Stored items:
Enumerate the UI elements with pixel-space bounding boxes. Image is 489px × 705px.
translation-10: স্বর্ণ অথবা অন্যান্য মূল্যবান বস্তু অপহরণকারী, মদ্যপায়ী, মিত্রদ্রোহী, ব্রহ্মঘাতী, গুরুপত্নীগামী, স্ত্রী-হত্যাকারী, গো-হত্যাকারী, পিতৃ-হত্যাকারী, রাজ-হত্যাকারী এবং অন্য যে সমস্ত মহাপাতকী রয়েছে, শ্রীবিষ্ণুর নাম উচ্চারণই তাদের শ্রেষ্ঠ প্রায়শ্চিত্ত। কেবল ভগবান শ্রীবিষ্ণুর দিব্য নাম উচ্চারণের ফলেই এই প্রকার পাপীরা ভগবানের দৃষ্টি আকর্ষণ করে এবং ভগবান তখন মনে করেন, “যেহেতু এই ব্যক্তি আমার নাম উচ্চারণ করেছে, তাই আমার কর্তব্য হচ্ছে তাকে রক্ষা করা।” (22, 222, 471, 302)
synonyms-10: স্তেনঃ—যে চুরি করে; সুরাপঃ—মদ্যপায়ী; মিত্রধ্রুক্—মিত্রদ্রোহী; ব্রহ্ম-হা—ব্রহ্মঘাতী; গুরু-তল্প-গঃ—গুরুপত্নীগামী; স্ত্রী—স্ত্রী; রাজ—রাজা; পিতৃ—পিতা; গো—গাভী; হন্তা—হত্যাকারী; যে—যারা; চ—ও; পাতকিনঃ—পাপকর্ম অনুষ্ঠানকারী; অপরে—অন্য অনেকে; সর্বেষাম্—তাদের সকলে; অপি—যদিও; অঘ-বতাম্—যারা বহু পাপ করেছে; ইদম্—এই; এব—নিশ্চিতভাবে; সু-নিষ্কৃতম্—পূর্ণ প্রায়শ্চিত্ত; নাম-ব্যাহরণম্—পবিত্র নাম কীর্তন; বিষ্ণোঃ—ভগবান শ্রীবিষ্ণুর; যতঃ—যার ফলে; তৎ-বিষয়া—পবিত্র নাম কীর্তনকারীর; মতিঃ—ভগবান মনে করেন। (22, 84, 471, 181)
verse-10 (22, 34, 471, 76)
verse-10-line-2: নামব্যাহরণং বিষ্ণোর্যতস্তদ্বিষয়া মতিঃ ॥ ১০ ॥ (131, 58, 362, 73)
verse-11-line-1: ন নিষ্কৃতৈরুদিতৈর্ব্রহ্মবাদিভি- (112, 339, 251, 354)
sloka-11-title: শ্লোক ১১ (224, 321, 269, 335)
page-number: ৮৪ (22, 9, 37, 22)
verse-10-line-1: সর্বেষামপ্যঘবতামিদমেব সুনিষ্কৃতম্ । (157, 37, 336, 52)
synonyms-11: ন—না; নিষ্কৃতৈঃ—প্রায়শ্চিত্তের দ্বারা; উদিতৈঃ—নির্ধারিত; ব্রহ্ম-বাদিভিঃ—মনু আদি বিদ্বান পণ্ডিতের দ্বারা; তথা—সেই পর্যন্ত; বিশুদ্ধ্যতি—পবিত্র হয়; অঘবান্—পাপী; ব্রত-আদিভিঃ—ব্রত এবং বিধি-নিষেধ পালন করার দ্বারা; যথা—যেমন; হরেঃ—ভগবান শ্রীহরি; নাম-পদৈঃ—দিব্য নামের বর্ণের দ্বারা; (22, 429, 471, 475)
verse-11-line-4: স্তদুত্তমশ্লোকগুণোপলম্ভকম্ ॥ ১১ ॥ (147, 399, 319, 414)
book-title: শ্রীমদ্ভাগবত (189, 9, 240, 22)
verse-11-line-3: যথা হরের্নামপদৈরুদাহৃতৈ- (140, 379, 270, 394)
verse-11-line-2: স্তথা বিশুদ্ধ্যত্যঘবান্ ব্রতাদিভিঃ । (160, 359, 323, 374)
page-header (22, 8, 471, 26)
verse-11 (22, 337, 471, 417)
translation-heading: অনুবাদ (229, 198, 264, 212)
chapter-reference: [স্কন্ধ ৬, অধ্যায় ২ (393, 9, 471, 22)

[What is asked] Arrange every line of the records above as a numbered list, omitting any blank lines.

[Response]
1. Enumerate the UI elements with pixel-space bounding boxes. Image is 489px × 705px.
2. translation-10: স্বর্ণ অথবা অন্যান্য মূল্যবান বস্তু অপহরণকারী, মদ্যপায়ী, মিত্রদ্রোহী, ব্রহ্মঘাতী, গুরুপত্নীগামী, স্ত্রী-হত্যাকারী, গো-হত্যাকারী, পিতৃ-হত্যাকারী, রাজ-হত্যাকারী এবং অন্য যে সমস্ত মহাপাতকী রয়েছে, শ্রীবিষ্ণুর নাম উচ্চারণই তাদের শ্রেষ্ঠ প্রায়শ্চিত্ত। কেবল ভগবান শ্রীবিষ্ণুর দিব্য নাম উচ্চারণের ফলেই এই প্রকার পাপীরা ভগবানের দৃষ্টি আকর্ষণ করে এবং ভগবান তখন মনে করেন, “যেহেতু এই ব্যক্তি আমার নাম উচ্চারণ করেছে, তাই আমার কর্তব্য হচ্ছে তাকে রক্ষা করা।” (22, 222, 471, 302)
3. synonyms-10: স্তেনঃ—যে চুরি করে; সুরাপঃ—মদ্যপায়ী; মিত্রধ্রুক্—মিত্রদ্রোহী; ব্রহ্ম-হা—ব্রহ্মঘাতী; গুরু-তল্প-গঃ—গুরুপত্নীগামী; স্ত্রী—স্ত্রী; রাজ—রাজা; পিতৃ—পিতা; গো—গাভী; হন্তা—হত্যাকারী; যে—যারা; চ—ও; পাতকিনঃ—পাপকর্ম অনুষ্ঠানকারী; অপরে—অন্য অনেকে; সর্বেষাম্—তাদের সকলে; অপি—যদিও; অঘ-বতাম্—যারা বহু পাপ করেছে; ইদম্—এই; এব—নিশ্চিতভাবে; সু-নিষ্কৃতম্—পূর্ণ প্রায়শ্চিত্ত; নাম-ব্যাহরণম্—পবিত্র নাম কীর্তন; বিষ্ণোঃ—ভগবান শ্রীবিষ্ণুর; যতঃ—যার ফলে; তৎ-বিষয়া—পবিত্র নাম কীর্তনকারীর; মতিঃ—ভগবান মনে করেন। (22, 84, 471, 181)
4. verse-10 (22, 34, 471, 76)
5. verse-10-line-2: নামব্যাহরণং বিষ্ণোর্যতস্তদ্বিষয়া মতিঃ ॥ ১০ ॥ (131, 58, 362, 73)
6. verse-11-line-1: ন নিষ্কৃতৈরুদিতৈর্ব্রহ্মবাদিভি- (112, 339, 251, 354)
7. sloka-11-title: শ্লোক ১১ (224, 321, 269, 335)
8. page-number: ৮৪ (22, 9, 37, 22)
9. verse-10-line-1: সর্বেষামপ্যঘবতামিদমেব সুনিষ্কৃতম্ । (157, 37, 336, 52)
10. synonyms-11: ন—না; নিষ্কৃতৈঃ—প্রায়শ্চিত্তের দ্বারা; উদিতৈঃ—নির্ধারিত; ব্রহ্ম-বাদিভিঃ—মনু আদি বিদ্বান পণ্ডিতের দ্বারা; তথা—সেই পর্যন্ত; বিশুদ্ধ্যতি—পবিত্র হয়; অঘবান্—পাপী; ব্রত-আদিভিঃ—ব্রত এবং বিধি-নিষেধ পালন করার দ্বারা; যথা—যেমন; হরেঃ—ভগবান শ্রীহরি; নাম-পদৈঃ—দিব্য নামের বর্ণের দ্বারা; (22, 429, 471, 475)
11. verse-11-line-4: স্তদুত্তমশ্লোকগুণোপলম্ভকম্ ॥ ১১ ॥ (147, 399, 319, 414)
12. book-title: শ্রীমদ্ভাগবত (189, 9, 240, 22)
13. verse-11-line-3: যথা হরের্নামপদৈরুদাহৃতৈ- (140, 379, 270, 394)
14. verse-11-line-2: স্তথা বিশুদ্ধ্যত্যঘবান্ ব্রতাদিভিঃ । (160, 359, 323, 374)
15. page-header (22, 8, 471, 26)
16. verse-11 (22, 337, 471, 417)
17. translation-heading: অনুবাদ (229, 198, 264, 212)
18. chapter-reference: [স্কন্ধ ৬, অধ্যায় ২ (393, 9, 471, 22)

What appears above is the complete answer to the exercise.